- **WHAT YOU ARE ASKED TO DO**:
Make an exact copy of all the material below, apart from the pictures.

- **ROWS**:
++++

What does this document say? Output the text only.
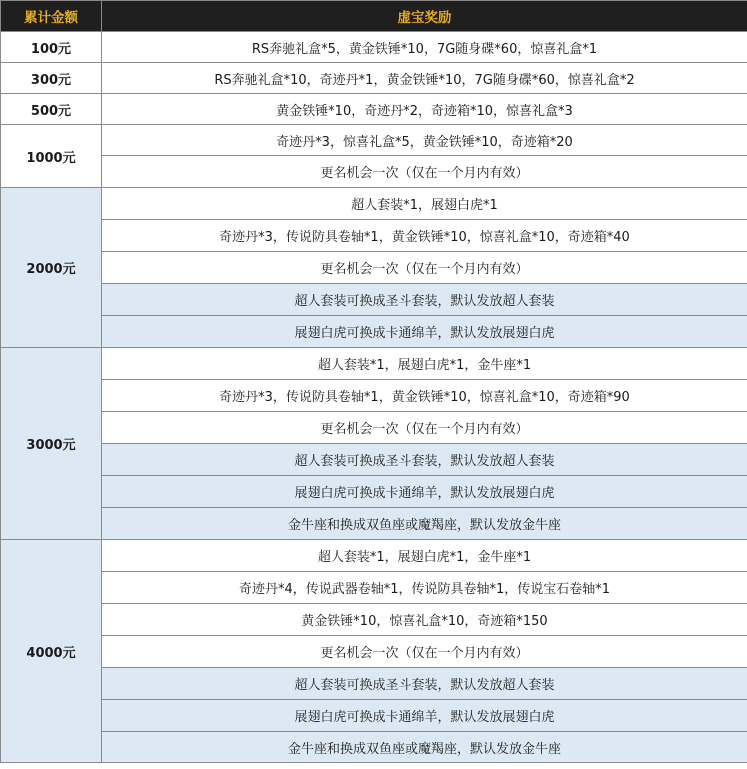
累计金额	虚宝奖励
100元	RS奔驰礼盒*5，黄金铁锤*10，7G随身碟*60，惊喜礼盒*1
300元	RS奔驰礼盒*10，奇迹丹*1，黄金铁锤*10，7G随身碟*60，惊喜礼盒*2
500元	黄金铁锤*10，奇迹丹*2，奇迹箱*10，惊喜礼盒*3
1000元	奇迹丹*3，惊喜礼盒*5，黄金铁锤*10，奇迹箱*20
	更名机会一次（仅在一个月内有效）
2000元	超人套装*1，展翅白虎*1
	奇迹丹*3，传说防具卷轴*1，黄金铁锤*10，惊喜礼盒*10，奇迹箱*40
	更名机会一次（仅在一个月内有效）
	超人套装可换成圣斗套装，默认发放超人套装
	展翅白虎可换成卡通绵羊，默认发放展翅白虎
3000元	超人套装*1，展翅白虎*1，金牛座*1
	奇迹丹*3，传说防具卷轴*1，黄金铁锤*10，惊喜礼盒*10，奇迹箱*90
	更名机会一次（仅在一个月内有效）
	超人套装可换成圣斗套装，默认发放超人套装
	展翅白虎可换成卡通绵羊，默认发放展翅白虎
	金牛座和换成双鱼座或魔羯座，默认发放金牛座
4000元	超人套装*1，展翅白虎*1，金牛座*1
	奇迹丹*4，传说武器卷轴*1，传说防具卷轴*1，传说宝石卷轴*1
	黄金铁锤*10，惊喜礼盒*10，奇迹箱*150
	更名机会一次（仅在一个月内有效）
	超人套装可换成圣斗套装，默认发放超人套装
	展翅白虎可换成卡通绵羊，默认发放展翅白虎
	金牛座和换成双鱼座或魔羯座，默认发放金牛座
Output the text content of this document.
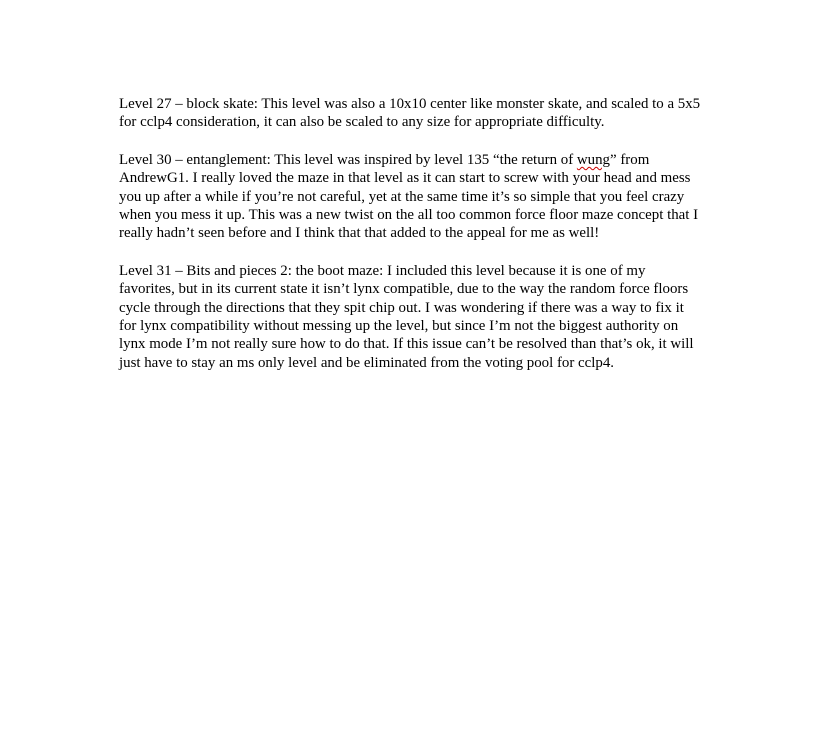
Level 27 – block skate: This level was also a 10x10 center like monster skate, and scaled to a 5x5 for cclp4 consideration, it can also be scaled to any size for appropriate difficulty.

Level 30 – entanglement: This level was inspired by level 135 “the return of wung” from AndrewG1. I really loved the maze in that level as it can start to screw with your head and mess you up after a while if you’re not careful, yet at the same time it’s so simple that you feel crazy when you mess it up. This was a new twist on the all too common force floor maze concept that I really hadn’t seen before and I think that that added to the appeal for me as well!

Level 31 – Bits and pieces 2: the boot maze: I included this level because it is one of my favorites, but in its current state it isn’t lynx compatible, due to the way the random force floors cycle through the directions that they spit chip out. I was wondering if there was a way to fix it for lynx compatibility without messing up the level, but since I’m not the biggest authority on lynx mode I’m not really sure how to do that. If this issue can’t be resolved than that’s ok, it will just have to stay an ms only level and be eliminated from the voting pool for cclp4.
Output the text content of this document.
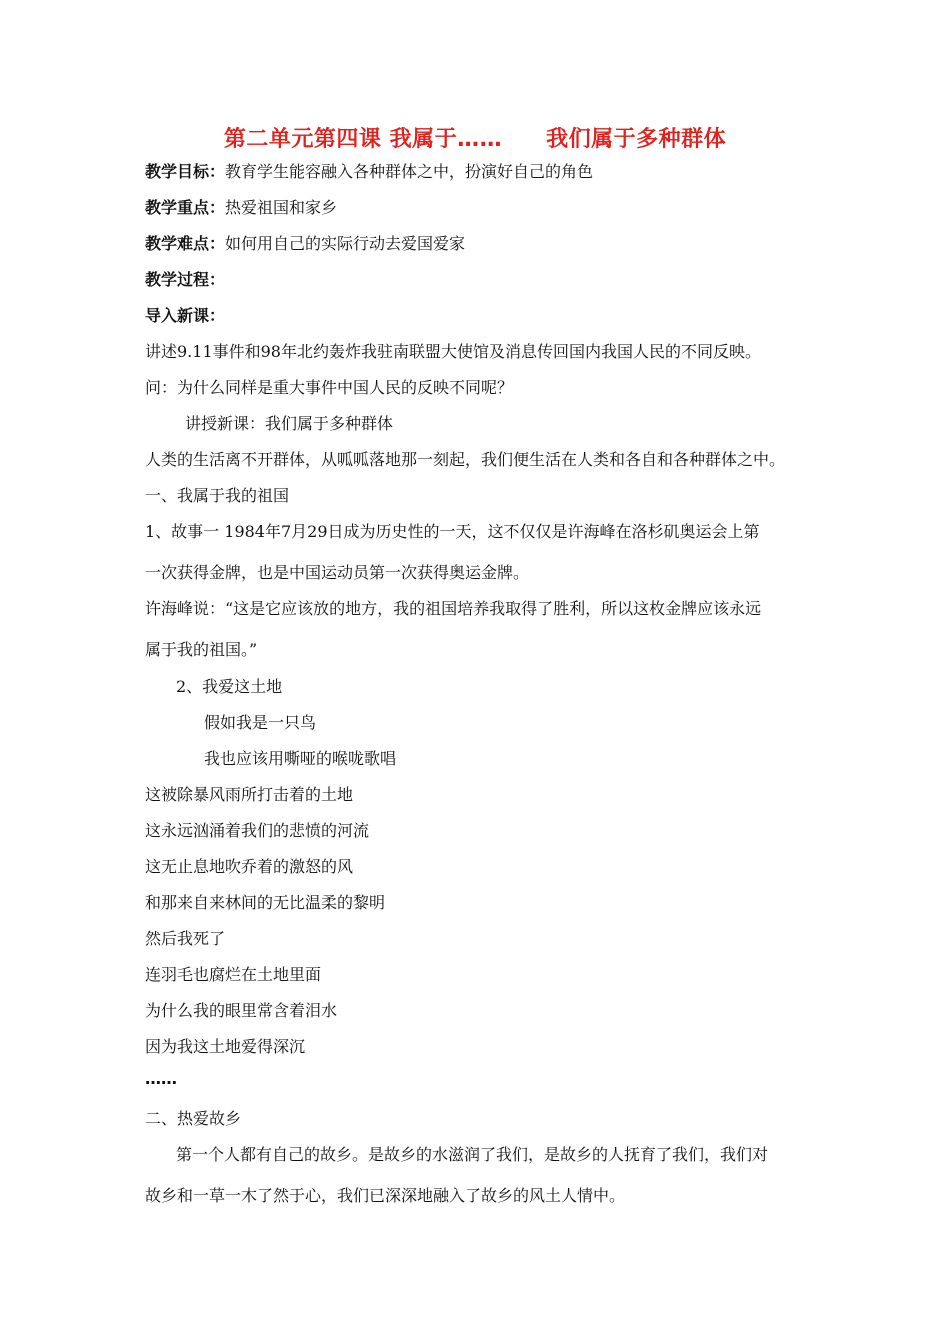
第二单元第四课 我属于…… 我们属于多种群体
教学目标：教育学生能容融入各种群体之中，扮演好自己的角色
教学重点：热爱祖国和家乡
教学难点：如何用自己的实际行动去爱国爱家
教学过程：
导入新课：
讲述9.11事件和98年北约轰炸我驻南联盟大使馆及消息传回国内我国人民的不同反映。
问：为什么同样是重大事件中国人民的反映不同呢？
讲授新课：我们属于多种群体
人类的生活离不开群体，从呱呱落地那一刻起，我们便生活在人类和各自和各种群体之中。
一、我属于我的祖国
1、故事一 1984年7月29日成为历史性的一天，这不仅仅是许海峰在洛杉矶奥运会上第
一次获得金牌，也是中国运动员第一次获得奥运金牌。
许海峰说：“这是它应该放的地方，我的祖国培养我取得了胜利，所以这枚金牌应该永远
属于我的祖国。”
2、我爱这土地
假如我是一只鸟
我也应该用嘶哑的喉咙歌唱
这被除暴风雨所打击着的土地
这永远汹涌着我们的悲愤的河流
这无止息地吹乔着的激怒的风
和那来自来林间的无比温柔的黎明
然后我死了
连羽毛也腐烂在土地里面
为什么我的眼里常含着泪水
因为我这土地爱得深沉
……
二、热爱故乡
第一个人都有自己的故乡。是故乡的水滋润了我们，是故乡的人抚育了我们，我们对
故乡和一草一木了然于心，我们已深深地融入了故乡的风土人情中。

++++

- **WRITTEN REPLY**:
What does this document say? Output the text only.
累计金额	虚宝奖励
100元	RS奔驰礼盒*5，黄金铁锤*10，7G随身碟*60，惊喜礼盒*1
300元	RS奔驰礼盒*10，奇迹丹*1，黄金铁锤*10，7G随身碟*60，惊喜礼盒*2
500元	黄金铁锤*10，奇迹丹*2，奇迹箱*10，惊喜礼盒*3
1000元	奇迹丹*3，惊喜礼盒*5，黄金铁锤*10，奇迹箱*20
	更名机会一次（仅在一个月内有效）
2000元	超人套装*1，展翅白虎*1
	奇迹丹*3，传说防具卷轴*1，黄金铁锤*10，惊喜礼盒*10，奇迹箱*40
	更名机会一次（仅在一个月内有效）
	超人套装可换成圣斗套装，默认发放超人套装
	展翅白虎可换成卡通绵羊，默认发放展翅白虎
3000元	超人套装*1，展翅白虎*1，金牛座*1
	奇迹丹*3，传说防具卷轴*1，黄金铁锤*10，惊喜礼盒*10，奇迹箱*90
	更名机会一次（仅在一个月内有效）
	超人套装可换成圣斗套装，默认发放超人套装
	展翅白虎可换成卡通绵羊，默认发放展翅白虎
	金牛座和换成双鱼座或魔羯座，默认发放金牛座
4000元	超人套装*1，展翅白虎*1，金牛座*1
	奇迹丹*4，传说武器卷轴*1，传说防具卷轴*1，传说宝石卷轴*1
	黄金铁锤*10，惊喜礼盒*10，奇迹箱*150
	更名机会一次（仅在一个月内有效）
	超人套装可换成圣斗套装，默认发放超人套装
	展翅白虎可换成卡通绵羊，默认发放展翅白虎
	金牛座和换成双鱼座或魔羯座，默认发放金牛座
Output the text content of this document.
Level 27 – block skate: This level was also a 10x10 center like monster skate, and scaled to a 5x5 for cclp4 consideration, it can also be scaled to any size for appropriate difficulty.

Level 30 – entanglement: This level was inspired by level 135 “the return of wung” from AndrewG1. I really loved the maze in that level as it can start to screw with your head and mess you up after a while if you’re not careful, yet at the same time it’s so simple that you feel crazy when you mess it up. This was a new twist on the all too common force floor maze concept that I really hadn’t seen before and I think that that added to the appeal for me as well!

Level 31 – Bits and pieces 2: the boot maze: I included this level because it is one of my favorites, but in its current state it isn’t lynx compatible, due to the way the random force floors cycle through the directions that they spit chip out. I was wondering if there was a way to fix it for lynx compatibility without messing up the level, but since I’m not the biggest authority on lynx mode I’m not really sure how to do that. If this issue can’t be resolved than that’s ok, it will just have to stay an ms only level and be eliminated from the voting pool for cclp4.
Output the text content of this document.
第二单元第四课 我属于…… 我们属于多种群体
教学目标：教育学生能容融入各种群体之中，扮演好自己的角色
教学重点：热爱祖国和家乡
教学难点：如何用自己的实际行动去爱国爱家
教学过程：
导入新课：
讲述9.11事件和98年北约轰炸我驻南联盟大使馆及消息传回国内我国人民的不同反映。
问：为什么同样是重大事件中国人民的反映不同呢？
讲授新课：我们属于多种群体
人类的生活离不开群体，从呱呱落地那一刻起，我们便生活在人类和各自和各种群体之中。
一、我属于我的祖国
1、故事一 1984年7月29日成为历史性的一天，这不仅仅是许海峰在洛杉矶奥运会上第
一次获得金牌，也是中国运动员第一次获得奥运金牌。
许海峰说：“这是它应该放的地方，我的祖国培养我取得了胜利，所以这枚金牌应该永远
属于我的祖国。”
2、我爱这土地
假如我是一只鸟
我也应该用嘶哑的喉咙歌唱
这被除暴风雨所打击着的土地
这永远汹涌着我们的悲愤的河流
这无止息地吹乔着的激怒的风
和那来自来林间的无比温柔的黎明
然后我死了
连羽毛也腐烂在土地里面
为什么我的眼里常含着泪水
因为我这土地爱得深沉
……
二、热爱故乡
第一个人都有自己的故乡。是故乡的水滋润了我们，是故乡的人抚育了我们，我们对
故乡和一草一木了然于心，我们已深深地融入了故乡的风土人情中。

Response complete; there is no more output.